→ DO THIS: In the Clip Finance litepaper, what does the Central Validator Node do?

+++ DOCUMENT PASSAGE

Clip Finance Decentralized Solver Network Litepaper
TLDR
Core Concept
Clip Finance is democratizing access to cross-chain transaction fulfillment through decentralized solver pools, addressing the fragmentation of liquidity across blockchain networks.
Benefits
Uniting Blockchains:
Solves liquidity fragmentation across chains
Enables seamless cross-chain transactions for users
New Yield Opportunities:
Users can stake in decentralized solver pools
Earn yield from real actions and capital utilization, not just token emissions
Enhanced User Experience:
Simplifies cross-chain interactions
Reduces the need for users to understand complex blockchain technicalities
Key Technical Elements
Decentralized Solving Architecture:
Proposer Nodes (open source): Monitor events, generate and sign transaction proposals
Central Validator Node: Validates proposals, aggregates signatures, and executes transactions
Secure Key Distribution: Utilizes threshold ECDSA for distributed key generation and management
Multi-Party Signing Process: Enables secure, decentralized transaction authorization
Usefulness for Blockchain Users
Access to Better Liquidity: Tap into a unified pool of liquidity across multiple chains
Improved Transaction Efficiency: Benefit from optimized cross-chain transactions
New Investment Strategy: Participate in solver pools for potentially higher, more sustainable yields
Reduced Complexity: Interact with multiple blockchains more easily
Benefits for Blockchains
Increased Interoperability: Facilitates easier movement of assets and data between chains
Enhanced Liquidity: Improves overall ecosystem liquidity by connecting fragmented pools
User Growth: Attracts more users by simplifying cross-chain interactions
Innovation Catalyst: Encourages development of cross-chain applications and use cases
Clip Finance's Unique Approach
Democratizes access to a previously exclusive market of cross-chain transaction fulfillment
Introduces a more sustainable yield model based on actual capital utilization
Aligns incentives between users, liquidity providers, and the broader blockchain ecosystem
Conclusion
Clip Finance is pioneering a new paradigm in cross-chain interactions, offering a solution to liquidity fragmentation while providing users with novel ways to earn yield. This approach not only benefits individual users but also contributes to the overall growth and efficiency of the blockchain ecosystem.

++++++
+++ SUPPLIED MATERIAL

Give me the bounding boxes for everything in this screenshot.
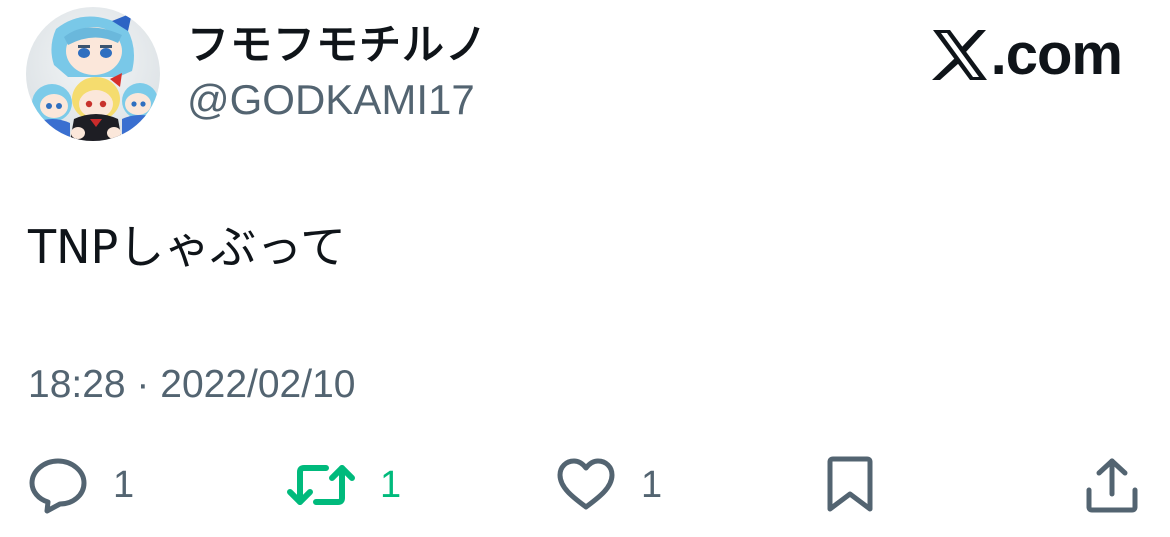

++++++

→ ANSWER BELOW: It validates proposals, aggregates signatures, and executes transactions.